▶ _Data to use_

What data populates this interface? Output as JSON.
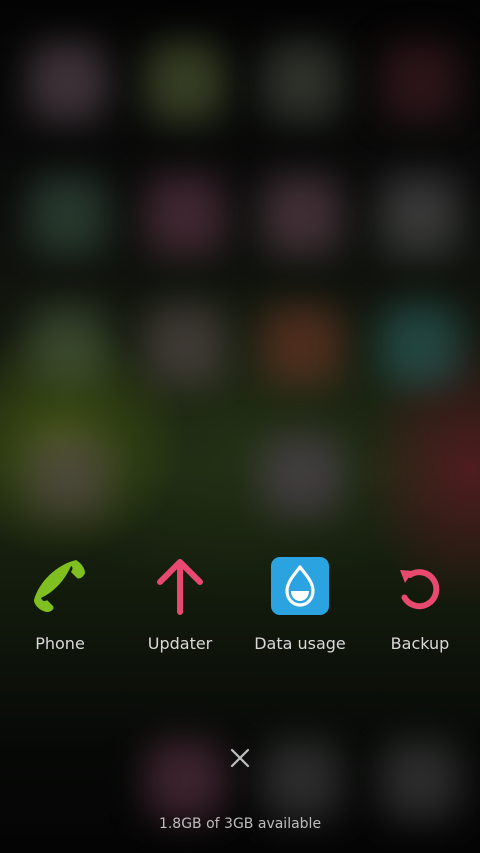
{
  "recent_apps": [
    {
      "label": "Phone",
      "icon": "phone-icon",
      "color": "#7fbf1f"
    },
    {
      "label": "Updater",
      "icon": "arrow-up-icon",
      "color": "#e8496f"
    },
    {
      "label": "Data usage",
      "icon": "water-drop-icon",
      "color": "#2aa3e0"
    },
    {
      "label": "Backup",
      "icon": "backup-restore-icon",
      "color": "#e8496f"
    }
  ],
  "close_icon": "close-icon",
  "memory_text": "1.8GB of 3GB available"
}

▶ _Description of the task_
The records above need to be restated word for word, with the pictures left out.

▶ _The response_
What data populates this interface? Output as JSON.
{
  "recent_apps": [
    {
      "label": "Phone",
      "icon": "phone-icon",
      "color": "#7fbf1f"
    },
    {
      "label": "Updater",
      "icon": "arrow-up-icon",
      "color": "#e8496f"
    },
    {
      "label": "Data usage",
      "icon": "water-drop-icon",
      "color": "#2aa3e0"
    },
    {
      "label": "Backup",
      "icon": "backup-restore-icon",
      "color": "#e8496f"
    }
  ],
  "close_icon": "close-icon",
  "memory_text": "1.8GB of 3GB available"
}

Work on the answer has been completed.